**WHAT YOU NEED TO DO**.
Copy all of the material exactly. Pictures are not to appear in the copy.

**DATA SHOWN**.
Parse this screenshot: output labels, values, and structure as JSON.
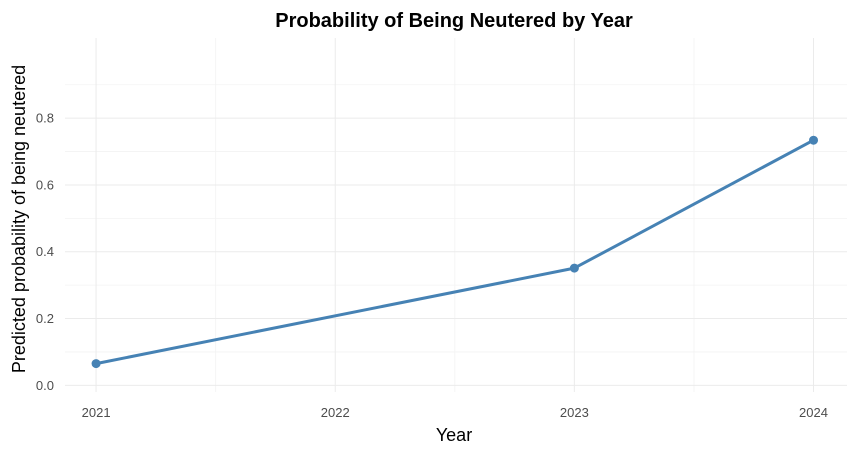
{
  "chart_data": {
    "type": "line",
    "title": "Probability of Being Neutered by Year",
    "xlabel": "Year",
    "ylabel": "Predicted probability of being neutered",
    "x": [
      2021,
      2022,
      2023,
      2024
    ],
    "xticks": [
      "2021",
      "2022",
      "2023",
      "2024"
    ],
    "yticks": [
      "0.0",
      "0.2",
      "0.4",
      "0.6",
      "0.8"
    ],
    "ylim": [
      -0.02,
      1.04
    ],
    "xlim": [
      2020.87,
      2024.14
    ],
    "grid": true,
    "series": [
      {
        "x": [
          2021,
          2023,
          2024
        ],
        "values": [
          0.065,
          0.351,
          0.734
        ],
        "color": "#4682B4"
      }
    ]
  }
}
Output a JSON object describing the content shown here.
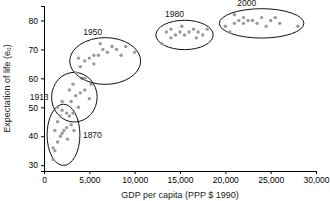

**RESULT OF THIS TASK**.
Parse this screenshot: output labels, values, and structure as JSON.
{
  "chart_data": {
    "type": "line",
    "title": "Probability of Being Neutered by Year",
    "xlabel": "Year",
    "ylabel": "Predicted probability of being neutered",
    "x": [
      2021,
      2022,
      2023,
      2024
    ],
    "xticks": [
      "2021",
      "2022",
      "2023",
      "2024"
    ],
    "yticks": [
      "0.0",
      "0.2",
      "0.4",
      "0.6",
      "0.8"
    ],
    "ylim": [
      -0.02,
      1.04
    ],
    "xlim": [
      2020.87,
      2024.14
    ],
    "grid": true,
    "series": [
      {
        "x": [
          2021,
          2023,
          2024
        ],
        "values": [
          0.065,
          0.351,
          0.734
        ],
        "color": "#4682B4"
      }
    ]
  }
}
Output a JSON object describing the content shown here.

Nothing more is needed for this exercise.